YOUR TASK ▸ Word for word, restate every line of the material.

DATA ROWS ▸
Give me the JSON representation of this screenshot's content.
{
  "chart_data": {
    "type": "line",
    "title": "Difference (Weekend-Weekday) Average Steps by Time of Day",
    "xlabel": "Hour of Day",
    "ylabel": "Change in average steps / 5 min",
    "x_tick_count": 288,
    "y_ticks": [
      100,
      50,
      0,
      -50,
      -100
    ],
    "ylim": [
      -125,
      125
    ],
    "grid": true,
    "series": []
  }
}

THE SOLUTION ▸
Give me the JSON representation of this screenshot's content.
{
  "chart_data": {
    "type": "line",
    "title": "Difference (Weekend-Weekday) Average Steps by Time of Day",
    "xlabel": "Hour of Day",
    "ylabel": "Change in average steps / 5 min",
    "x_tick_count": 288,
    "y_ticks": [
      100,
      50,
      0,
      -50,
      -100
    ],
    "ylim": [
      -125,
      125
    ],
    "grid": true,
    "series": []
  }
}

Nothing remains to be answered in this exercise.